* BEGIN *

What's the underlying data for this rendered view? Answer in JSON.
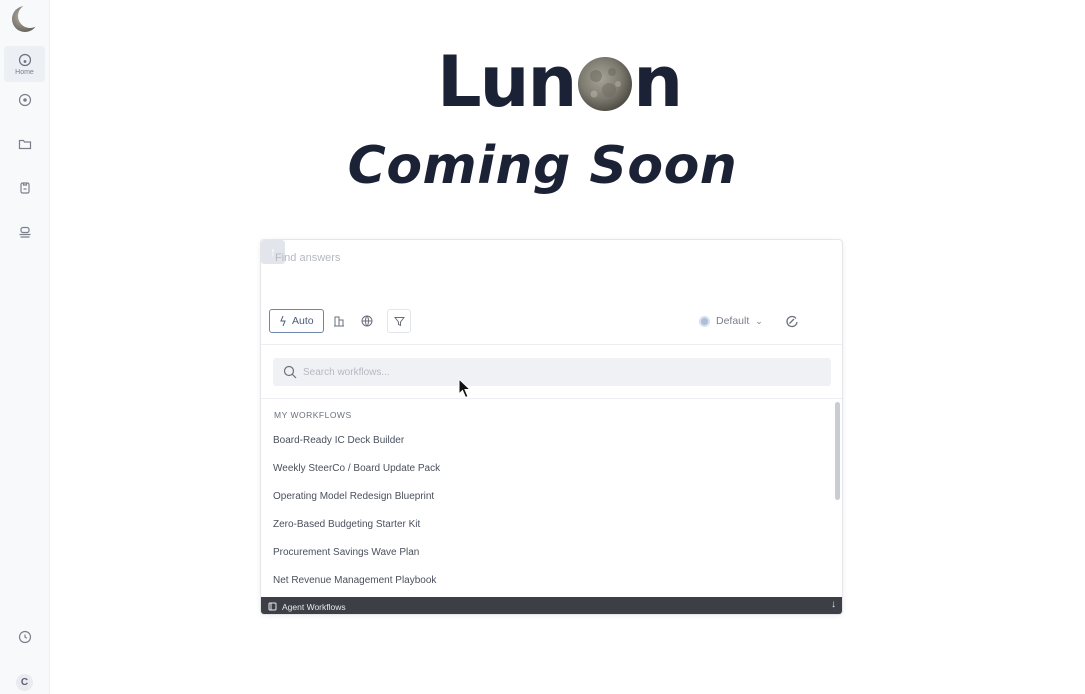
{
  "sidebar": {
    "items": [
      {
        "label": "Home",
        "icon": "home-icon"
      },
      {
        "label": "",
        "icon": "chat-icon"
      },
      {
        "label": "",
        "icon": "folder-icon"
      },
      {
        "label": "",
        "icon": "clipboard-icon"
      },
      {
        "label": "",
        "icon": "bot-icon"
      }
    ],
    "history_icon": "clock-icon",
    "avatar": "C"
  },
  "header": {
    "brand_pre": "Lun",
    "brand_post": "n",
    "coming": "Coming Soon"
  },
  "prompt": {
    "placeholder": "Find answers",
    "auto_label": "Auto",
    "default_label": "Default",
    "default_caret": "⌄"
  },
  "workflows": {
    "search_placeholder": "Search workflows...",
    "section_title": "MY WORKFLOWS",
    "items": [
      "Board-Ready IC Deck Builder",
      "Weekly SteerCo / Board Update Pack",
      "Operating Model Redesign Blueprint",
      "Zero-Based Budgeting Starter Kit",
      "Procurement Savings Wave Plan",
      "Net Revenue Management Playbook"
    ],
    "footer_label": "Agent Workflows",
    "footer_arrow": "↓"
  },
  "colors": {
    "brand_navy": "#1c2236",
    "footer_bg": "#3c3f45",
    "accent_blue": "#6e86a8"
  }
}
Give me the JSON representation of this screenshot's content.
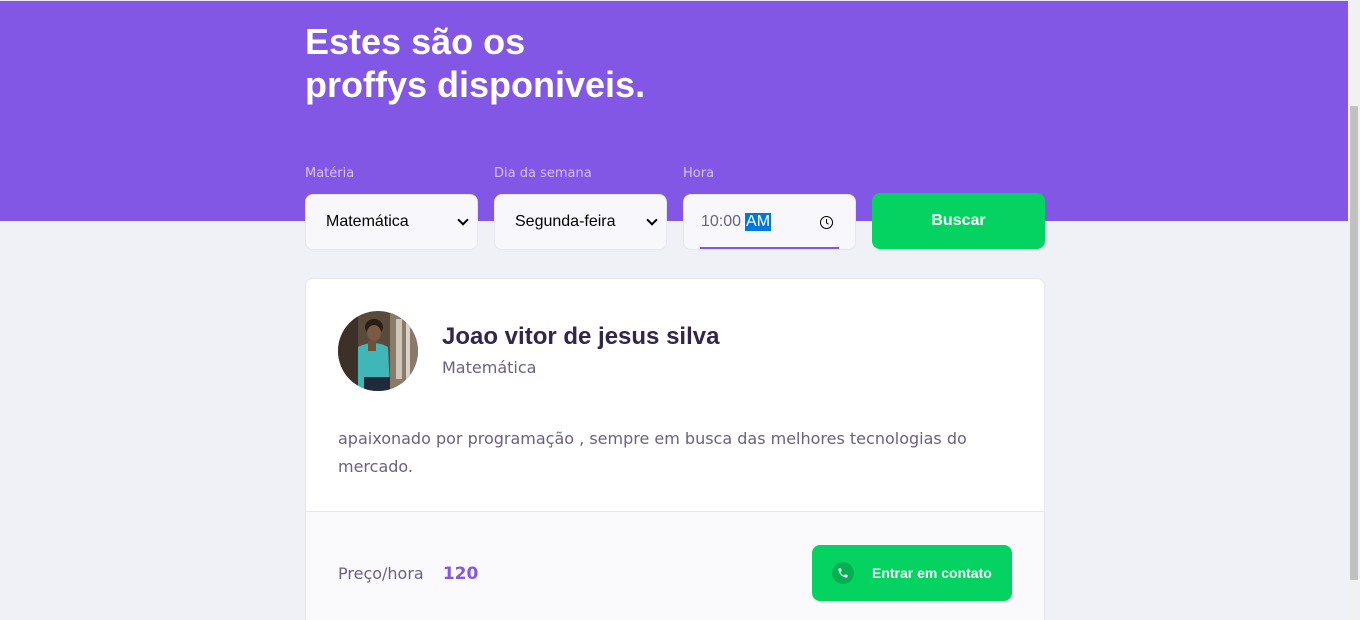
{
  "header": {
    "title_line1": "Estes são os",
    "title_line2": "proffys disponiveis."
  },
  "search": {
    "subject_label": "Matéria",
    "subject_value": "Matemática",
    "weekday_label": "Dia da semana",
    "weekday_value": "Segunda-feira",
    "time_label": "Hora",
    "time_value": "10:00",
    "time_ampm": "AM",
    "submit_label": "Buscar"
  },
  "teacher": {
    "name": "Joao vitor de jesus silva",
    "subject": "Matemática",
    "bio": "apaixonado por programação , sempre em busca das melhores tecnologias do mercado.",
    "price_label": "Preço/hora",
    "price_value": "120",
    "contact_label": "Entrar em contato",
    "contact_icon": "whatsapp-icon"
  },
  "colors": {
    "primary": "#8257E5",
    "secondary": "#04D361",
    "background": "#F0F0F7"
  }
}
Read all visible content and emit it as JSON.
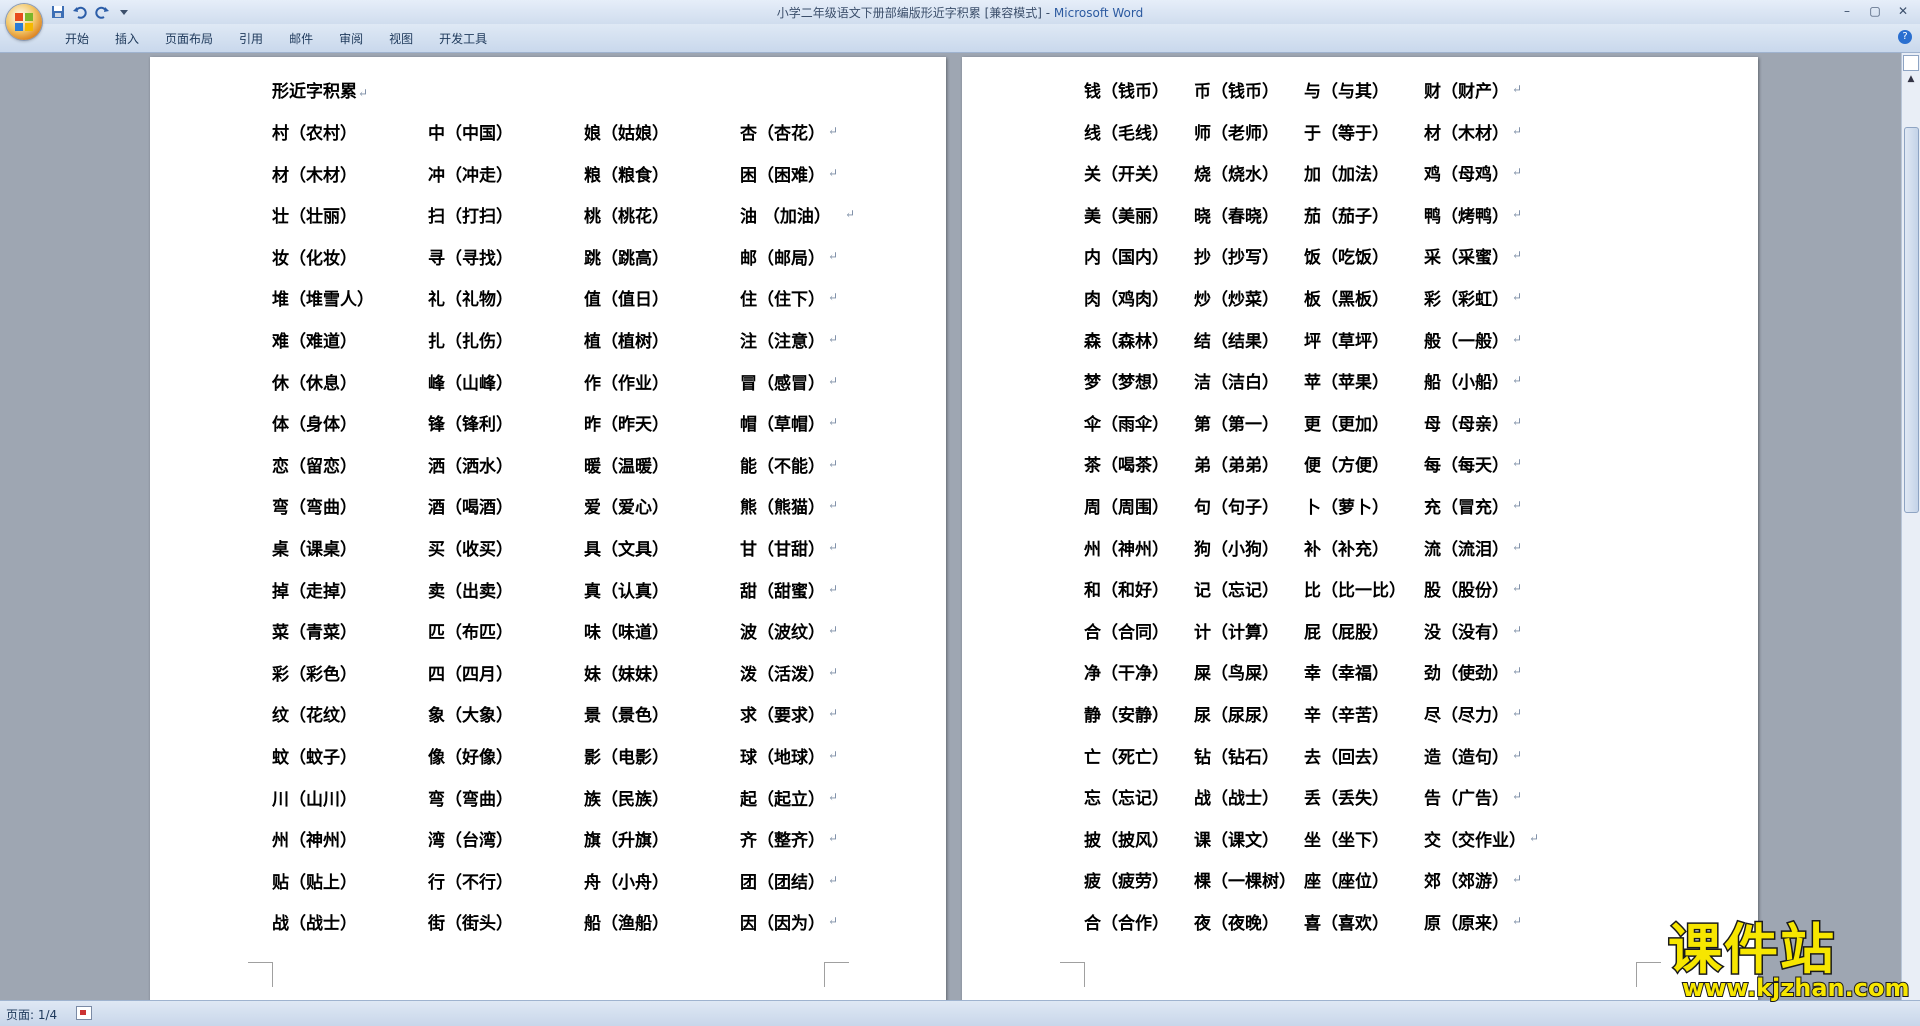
{
  "window": {
    "title_prefix": "小学二年级语文下册部编版形近字积累 [兼容模式] - ",
    "title_app": "Microsoft Word"
  },
  "ribbon": {
    "tabs": [
      "开始",
      "插入",
      "页面布局",
      "引用",
      "邮件",
      "审阅",
      "视图",
      "开发工具"
    ]
  },
  "document": {
    "heading": "形近字积累",
    "left_page_rows": [
      [
        "村（农村）",
        "中（中国）",
        "娘（姑娘）",
        "杏（杏花）"
      ],
      [
        "材（木材）",
        "冲（冲走）",
        "粮（粮食）",
        "困（困难）"
      ],
      [
        "壮（壮丽）",
        "扫（打扫）",
        "桃（桃花）",
        "油 （加油）"
      ],
      [
        "妆（化妆）",
        "寻（寻找）",
        "跳（跳高）",
        "邮（邮局）"
      ],
      [
        "堆（堆雪人）",
        "礼（礼物）",
        "值（值日）",
        "住（住下）"
      ],
      [
        "难（难道）",
        "扎（扎伤）",
        "植（植树）",
        "注（注意）"
      ],
      [
        "休（休息）",
        "峰（山峰）",
        "作（作业）",
        "冒（感冒）"
      ],
      [
        "体（身体）",
        "锋（锋利）",
        "昨（昨天）",
        "帽（草帽）"
      ],
      [
        "恋（留恋）",
        "洒（洒水）",
        "暖（温暖）",
        "能（不能）"
      ],
      [
        "弯（弯曲）",
        "酒（喝酒）",
        "爱（爱心）",
        "熊（熊猫）"
      ],
      [
        "桌（课桌）",
        "买（收买）",
        "具（文具）",
        "甘（甘甜）"
      ],
      [
        "掉（走掉）",
        "卖（出卖）",
        "真（认真）",
        "甜（甜蜜）"
      ],
      [
        "菜（青菜）",
        "匹（布匹）",
        "味（味道）",
        "波（波纹）"
      ],
      [
        "彩（彩色）",
        "四（四月）",
        "妹（妹妹）",
        "泼（活泼）"
      ],
      [
        "纹（花纹）",
        "象（大象）",
        "景（景色）",
        "求（要求）"
      ],
      [
        "蚊（蚊子）",
        "像（好像）",
        "影（电影）",
        "球（地球）"
      ],
      [
        "川（山川）",
        "弯（弯曲）",
        "族（民族）",
        "起（起立）"
      ],
      [
        "州（神州）",
        "湾（台湾）",
        "旗（升旗）",
        "齐（整齐）"
      ],
      [
        "贴（贴上）",
        "行（不行）",
        "舟（小舟）",
        "团（团结）"
      ],
      [
        "战（战士）",
        "街（街头）",
        "船（渔船）",
        "因（因为）"
      ]
    ],
    "right_page_rows": [
      [
        "钱（钱币）",
        "币（钱币）",
        "与（与其）",
        "财（财产）"
      ],
      [
        "线（毛线）",
        "师（老师）",
        "于（等于）",
        "材（木材）"
      ],
      [
        "关（开关）",
        "烧（烧水）",
        "加（加法）",
        "鸡（母鸡）"
      ],
      [
        "美（美丽）",
        "晓（春晓）",
        "茄（茄子）",
        "鸭（烤鸭）"
      ],
      [
        "内（国内）",
        "抄（抄写）",
        "饭（吃饭）",
        "采（采蜜）"
      ],
      [
        "肉（鸡肉）",
        "炒（炒菜）",
        "板（黑板）",
        "彩（彩虹）"
      ],
      [
        "森（森林）",
        "结（结果）",
        "坪（草坪）",
        "般（一般）"
      ],
      [
        "梦（梦想）",
        "洁（洁白）",
        "苹（苹果）",
        "船（小船）"
      ],
      [
        "伞（雨伞）",
        "第（第一）",
        "更（更加）",
        "母（母亲）"
      ],
      [
        "茶（喝茶）",
        "弟（弟弟）",
        "便（方便）",
        "每（每天）"
      ],
      [
        "周（周围）",
        "句（句子）",
        "卜（萝卜）",
        "充（冒充）"
      ],
      [
        "州（神州）",
        "狗（小狗）",
        "补（补充）",
        "流（流泪）"
      ],
      [
        "和（和好）",
        "记（忘记）",
        "比（比一比）",
        "股（股份）"
      ],
      [
        "合（合同）",
        "计（计算）",
        "屁（屁股）",
        "没（没有）"
      ],
      [
        "净（干净）",
        "屎（鸟屎）",
        "幸（幸福）",
        "劲（使劲）"
      ],
      [
        "静（安静）",
        "尿（尿尿）",
        "辛（辛苦）",
        "尽（尽力）"
      ],
      [
        "亡（死亡）",
        "钻（钻石）",
        "去（回去）",
        "造（造句）"
      ],
      [
        "忘（忘记）",
        "战（战士）",
        "丢（丢失）",
        "告（广告）"
      ],
      [
        "披（披风）",
        "课（课文）",
        "坐（坐下）",
        "交（交作业）"
      ],
      [
        "疲（疲劳）",
        "棵（一棵树）",
        "座（座位）",
        "郊（郊游）"
      ],
      [
        "合（合作）",
        "夜（夜晚）",
        "喜（喜欢）",
        "原（原来）"
      ]
    ],
    "paragraph_mark": "↵"
  },
  "status_bar": {
    "page": "页面: 1/4"
  },
  "watermark": {
    "main": "课件站",
    "url": "www.kjzhan.com"
  },
  "icons": [
    "office-logo-icon",
    "save-icon",
    "undo-icon",
    "redo-icon",
    "customize-qat-icon",
    "help-icon",
    "ruler-toggle-icon",
    "spellcheck-icon"
  ]
}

* END *

■ EXERCISE BRIEF:
Every line of the data above should be quoted exactly. Omit the pictures.

■ TASK RESPONSE:
What's the underlying data for this rendered view? Answer in JSON.
{
  "sidebar": {
    "items": [
      {
        "label": "Home",
        "icon": "home-icon"
      },
      {
        "label": "",
        "icon": "chat-icon"
      },
      {
        "label": "",
        "icon": "folder-icon"
      },
      {
        "label": "",
        "icon": "clipboard-icon"
      },
      {
        "label": "",
        "icon": "bot-icon"
      }
    ],
    "history_icon": "clock-icon",
    "avatar": "C"
  },
  "header": {
    "brand_pre": "Lun",
    "brand_post": "n",
    "coming": "Coming Soon"
  },
  "prompt": {
    "placeholder": "Find answers",
    "auto_label": "Auto",
    "default_label": "Default",
    "default_caret": "⌄"
  },
  "workflows": {
    "search_placeholder": "Search workflows...",
    "section_title": "MY WORKFLOWS",
    "items": [
      "Board-Ready IC Deck Builder",
      "Weekly SteerCo / Board Update Pack",
      "Operating Model Redesign Blueprint",
      "Zero-Based Budgeting Starter Kit",
      "Procurement Savings Wave Plan",
      "Net Revenue Management Playbook"
    ],
    "footer_label": "Agent Workflows",
    "footer_arrow": "↓"
  },
  "colors": {
    "brand_navy": "#1c2236",
    "footer_bg": "#3c3f45",
    "accent_blue": "#6e86a8"
  }
}
Give me the JSON representation of this screenshot's content.
{
  "header": {
    "title_line1": "Estes são os",
    "title_line2": "proffys disponiveis."
  },
  "search": {
    "subject_label": "Matéria",
    "subject_value": "Matemática",
    "weekday_label": "Dia da semana",
    "weekday_value": "Segunda-feira",
    "time_label": "Hora",
    "time_value": "10:00",
    "time_ampm": "AM",
    "submit_label": "Buscar"
  },
  "teacher": {
    "name": "Joao vitor de jesus silva",
    "subject": "Matemática",
    "bio": "apaixonado por programação , sempre em busca das melhores tecnologias do mercado.",
    "price_label": "Preço/hora",
    "price_value": "120",
    "contact_label": "Entrar em contato",
    "contact_icon": "whatsapp-icon"
  },
  "colors": {
    "primary": "#8257E5",
    "secondary": "#04D361",
    "background": "#F0F0F7"
  }
}
Read all visible content and emit it as JSON.
{
  "window": {
    "title_prefix": "小学二年级语文下册部编版形近字积累 [兼容模式] - ",
    "title_app": "Microsoft Word"
  },
  "ribbon": {
    "tabs": [
      "开始",
      "插入",
      "页面布局",
      "引用",
      "邮件",
      "审阅",
      "视图",
      "开发工具"
    ]
  },
  "document": {
    "heading": "形近字积累",
    "left_page_rows": [
      [
        "村（农村）",
        "中（中国）",
        "娘（姑娘）",
        "杏（杏花）"
      ],
      [
        "材（木材）",
        "冲（冲走）",
        "粮（粮食）",
        "困（困难）"
      ],
      [
        "壮（壮丽）",
        "扫（打扫）",
        "桃（桃花）",
        "油 （加油）"
      ],
      [
        "妆（化妆）",
        "寻（寻找）",
        "跳（跳高）",
        "邮（邮局）"
      ],
      [
        "堆（堆雪人）",
        "礼（礼物）",
        "值（值日）",
        "住（住下）"
      ],
      [
        "难（难道）",
        "扎（扎伤）",
        "植（植树）",
        "注（注意）"
      ],
      [
        "休（休息）",
        "峰（山峰）",
        "作（作业）",
        "冒（感冒）"
      ],
      [
        "体（身体）",
        "锋（锋利）",
        "昨（昨天）",
        "帽（草帽）"
      ],
      [
        "恋（留恋）",
        "洒（洒水）",
        "暖（温暖）",
        "能（不能）"
      ],
      [
        "弯（弯曲）",
        "酒（喝酒）",
        "爱（爱心）",
        "熊（熊猫）"
      ],
      [
        "桌（课桌）",
        "买（收买）",
        "具（文具）",
        "甘（甘甜）"
      ],
      [
        "掉（走掉）",
        "卖（出卖）",
        "真（认真）",
        "甜（甜蜜）"
      ],
      [
        "菜（青菜）",
        "匹（布匹）",
        "味（味道）",
        "波（波纹）"
      ],
      [
        "彩（彩色）",
        "四（四月）",
        "妹（妹妹）",
        "泼（活泼）"
      ],
      [
        "纹（花纹）",
        "象（大象）",
        "景（景色）",
        "求（要求）"
      ],
      [
        "蚊（蚊子）",
        "像（好像）",
        "影（电影）",
        "球（地球）"
      ],
      [
        "川（山川）",
        "弯（弯曲）",
        "族（民族）",
        "起（起立）"
      ],
      [
        "州（神州）",
        "湾（台湾）",
        "旗（升旗）",
        "齐（整齐）"
      ],
      [
        "贴（贴上）",
        "行（不行）",
        "舟（小舟）",
        "团（团结）"
      ],
      [
        "战（战士）",
        "街（街头）",
        "船（渔船）",
        "因（因为）"
      ]
    ],
    "right_page_rows": [
      [
        "钱（钱币）",
        "币（钱币）",
        "与（与其）",
        "财（财产）"
      ],
      [
        "线（毛线）",
        "师（老师）",
        "于（等于）",
        "材（木材）"
      ],
      [
        "关（开关）",
        "烧（烧水）",
        "加（加法）",
        "鸡（母鸡）"
      ],
      [
        "美（美丽）",
        "晓（春晓）",
        "茄（茄子）",
        "鸭（烤鸭）"
      ],
      [
        "内（国内）",
        "抄（抄写）",
        "饭（吃饭）",
        "采（采蜜）"
      ],
      [
        "肉（鸡肉）",
        "炒（炒菜）",
        "板（黑板）",
        "彩（彩虹）"
      ],
      [
        "森（森林）",
        "结（结果）",
        "坪（草坪）",
        "般（一般）"
      ],
      [
        "梦（梦想）",
        "洁（洁白）",
        "苹（苹果）",
        "船（小船）"
      ],
      [
        "伞（雨伞）",
        "第（第一）",
        "更（更加）",
        "母（母亲）"
      ],
      [
        "茶（喝茶）",
        "弟（弟弟）",
        "便（方便）",
        "每（每天）"
      ],
      [
        "周（周围）",
        "句（句子）",
        "卜（萝卜）",
        "充（冒充）"
      ],
      [
        "州（神州）",
        "狗（小狗）",
        "补（补充）",
        "流（流泪）"
      ],
      [
        "和（和好）",
        "记（忘记）",
        "比（比一比）",
        "股（股份）"
      ],
      [
        "合（合同）",
        "计（计算）",
        "屁（屁股）",
        "没（没有）"
      ],
      [
        "净（干净）",
        "屎（鸟屎）",
        "幸（幸福）",
        "劲（使劲）"
      ],
      [
        "静（安静）",
        "尿（尿尿）",
        "辛（辛苦）",
        "尽（尽力）"
      ],
      [
        "亡（死亡）",
        "钻（钻石）",
        "去（回去）",
        "造（造句）"
      ],
      [
        "忘（忘记）",
        "战（战士）",
        "丢（丢失）",
        "告（广告）"
      ],
      [
        "披（披风）",
        "课（课文）",
        "坐（坐下）",
        "交（交作业）"
      ],
      [
        "疲（疲劳）",
        "棵（一棵树）",
        "座（座位）",
        "郊（郊游）"
      ],
      [
        "合（合作）",
        "夜（夜晚）",
        "喜（喜欢）",
        "原（原来）"
      ]
    ],
    "paragraph_mark": "↵"
  },
  "status_bar": {
    "page": "页面: 1/4"
  },
  "watermark": {
    "main": "课件站",
    "url": "www.kjzhan.com"
  },
  "icons": [
    "office-logo-icon",
    "save-icon",
    "undo-icon",
    "redo-icon",
    "customize-qat-icon",
    "help-icon",
    "ruler-toggle-icon",
    "spellcheck-icon"
  ]
}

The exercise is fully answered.